## STATED TASK
Copy every entry exactly as given, minus the images.

## PROVIDED DATA
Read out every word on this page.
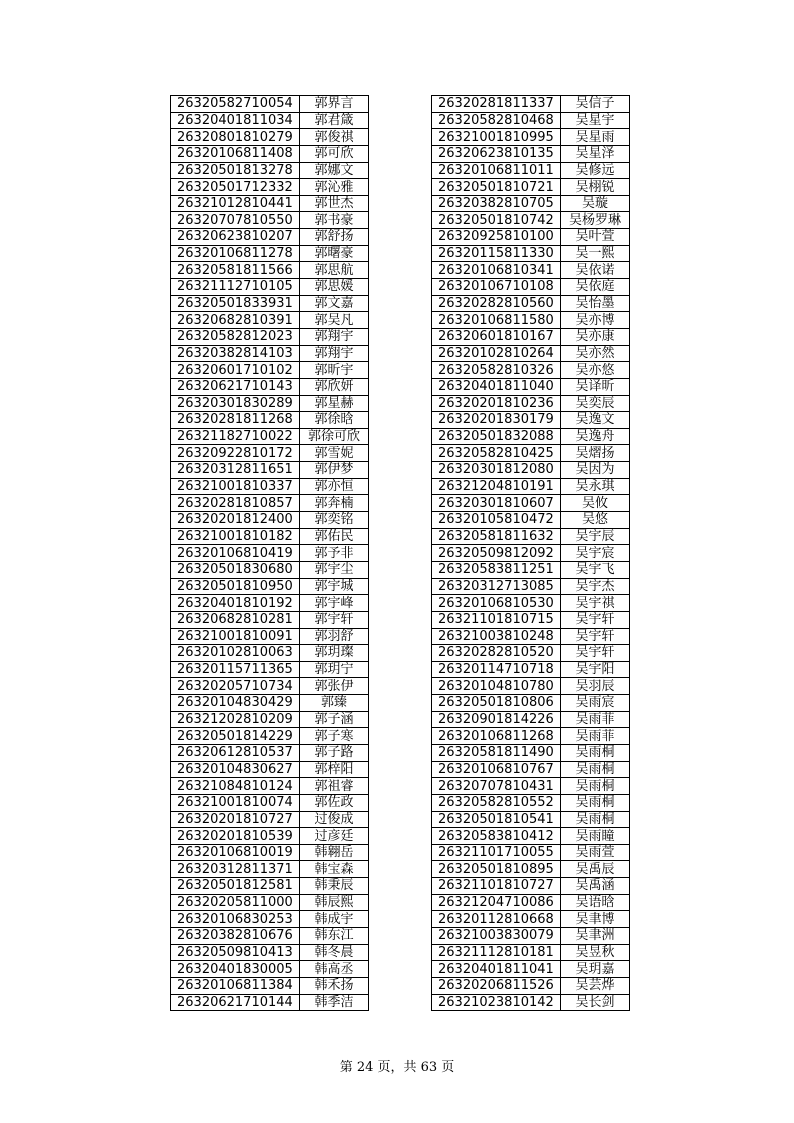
26320582710054	郭界言
26320401811034	郭君箴
26320801810279	郭俊祺
26320106811408	郭可欣
26320501813278	郭娜文
26320501712332	郭沁雅
26321012810441	郭世杰
26320707810550	郭书豪
26320623810207	郭舒扬
26320106811278	郭曙豪
26320581811566	郭思航
26321112710105	郭思媛
26320501833931	郭文嘉
26320682810391	郭吴凡
26320582812023	郭翔宇
26320382814103	郭翔宇
26320601710102	郭昕宇
26320621710143	郭欣妍
26320301830289	郭星赫
26320281811268	郭徐晗
26321182710022	郭徐可欣
26320922810172	郭雪妮
26320312811651	郭伊梦
26321001810337	郭亦恒
26320281810857	郭奔楠
26320201812400	郭奕铭
26321001810182	郭佑民
26320106810419	郭予非
26320501830680	郭宇尘
26320501810950	郭宇城
26320401810192	郭宇峰
26320682810281	郭宇轩
26321001810091	郭羽舒
26320102810063	郭玥璨
26320115711365	郭玥宁
26320205710734	郭张伊
26320104830429	郭臻
26321202810209	郭子涵
26320501814229	郭子寒
26320612810537	郭子路
26320104830627	郭梓阳
26321084810124	郭祖睿
26321001810074	郭佐政
26320201810727	过俊成
26320201810539	过彦廷
26320106810019	韩翱岳
26320312811371	韩宝森
26320501812581	韩秉辰
26320205811000	韩辰熙
26320106830253	韩成宇
26320382810676	韩东江
26320509810413	韩冬晨
26320401830005	韩高丞
26320106811384	韩禾扬
26320621710144	韩季洁
26320281811337	吴信子
26320582810468	吴星宇
26321001810995	吴星雨
26320623810135	吴星泽
26320106811011	吴修远
26320501810721	吴栩锐
26320382810705	吴璇
26320501810742	吴杨罗琳
26320925810100	吴叶萱
26320115811330	吴一熙
26320106810341	吴依诺
26320106710108	吴依庭
26320282810560	吴怡墨
26320106811580	吴亦博
26320601810167	吴亦康
26320102810264	吴亦然
26320582810326	吴亦悠
26320401811040	吴译昕
26320201810236	吴奕辰
26320201830179	吴逸文
26320501832088	吴逸舟
26320582810425	吴熠扬
26320301812080	吴因为
26321204810191	吴永琪
26320301810607	吴攸
26320105810472	吴悠
26320581811632	吴宇辰
26320509812092	吴宇宸
26320583811251	吴宇飞
26320312713085	吴宇杰
26320106810530	吴宇祺
26321101810715	吴宇轩
26321003810248	吴宇轩
26320282810520	吴宇轩
26320114710718	吴宇阳
26320104810780	吴羽辰
26320501810806	吴雨宸
26320901814226	吴雨菲
26320106811268	吴雨菲
26320581811490	吴雨桐
26320106810767	吴雨桐
26320707810431	吴雨桐
26320582810552	吴雨桐
26320501810541	吴雨桐
26320583810412	吴雨瞳
26321101710055	吴雨萱
26320501810895	吴禹辰
26321101810727	吴禹涵
26321204710086	吴语晗
26320112810668	吴聿博
26321003830079	吴聿洲
26321112810181	吴昱秋
26320401811041	吴玥嘉
26320206811526	吴芸烨
26321023810142	吴长剑
第 24 页，共 63 页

## EXPECTED ANSWER
Read out every word on this page.
26320582710054	郭界言
26320401811034	郭君箴
26320801810279	郭俊祺
26320106811408	郭可欣
26320501813278	郭娜文
26320501712332	郭沁雅
26321012810441	郭世杰
26320707810550	郭书豪
26320623810207	郭舒扬
26320106811278	郭曙豪
26320581811566	郭思航
26321112710105	郭思媛
26320501833931	郭文嘉
26320682810391	郭吴凡
26320582812023	郭翔宇
26320382814103	郭翔宇
26320601710102	郭昕宇
26320621710143	郭欣妍
26320301830289	郭星赫
26320281811268	郭徐晗
26321182710022	郭徐可欣
26320922810172	郭雪妮
26320312811651	郭伊梦
26321001810337	郭亦恒
26320281810857	郭奔楠
26320201812400	郭奕铭
26321001810182	郭佑民
26320106810419	郭予非
26320501830680	郭宇尘
26320501810950	郭宇城
26320401810192	郭宇峰
26320682810281	郭宇轩
26321001810091	郭羽舒
26320102810063	郭玥璨
26320115711365	郭玥宁
26320205710734	郭张伊
26320104830429	郭臻
26321202810209	郭子涵
26320501814229	郭子寒
26320612810537	郭子路
26320104830627	郭梓阳
26321084810124	郭祖睿
26321001810074	郭佐政
26320201810727	过俊成
26320201810539	过彦廷
26320106810019	韩翱岳
26320312811371	韩宝森
26320501812581	韩秉辰
26320205811000	韩辰熙
26320106830253	韩成宇
26320382810676	韩东江
26320509810413	韩冬晨
26320401830005	韩高丞
26320106811384	韩禾扬
26320621710144	韩季洁
26320281811337	吴信子
26320582810468	吴星宇
26321001810995	吴星雨
26320623810135	吴星泽
26320106811011	吴修远
26320501810721	吴栩锐
26320382810705	吴璇
26320501810742	吴杨罗琳
26320925810100	吴叶萱
26320115811330	吴一熙
26320106810341	吴依诺
26320106710108	吴依庭
26320282810560	吴怡墨
26320106811580	吴亦博
26320601810167	吴亦康
26320102810264	吴亦然
26320582810326	吴亦悠
26320401811040	吴译昕
26320201810236	吴奕辰
26320201830179	吴逸文
26320501832088	吴逸舟
26320582810425	吴熠扬
26320301812080	吴因为
26321204810191	吴永琪
26320301810607	吴攸
26320105810472	吴悠
26320581811632	吴宇辰
26320509812092	吴宇宸
26320583811251	吴宇飞
26320312713085	吴宇杰
26320106810530	吴宇祺
26321101810715	吴宇轩
26321003810248	吴宇轩
26320282810520	吴宇轩
26320114710718	吴宇阳
26320104810780	吴羽辰
26320501810806	吴雨宸
26320901814226	吴雨菲
26320106811268	吴雨菲
26320581811490	吴雨桐
26320106810767	吴雨桐
26320707810431	吴雨桐
26320582810552	吴雨桐
26320501810541	吴雨桐
26320583810412	吴雨瞳
26321101710055	吴雨萱
26320501810895	吴禹辰
26321101810727	吴禹涵
26321204710086	吴语晗
26320112810668	吴聿博
26321003830079	吴聿洲
26321112810181	吴昱秋
26320401811041	吴玥嘉
26320206811526	吴芸烨
26321023810142	吴长剑
第 24 页，共 63 页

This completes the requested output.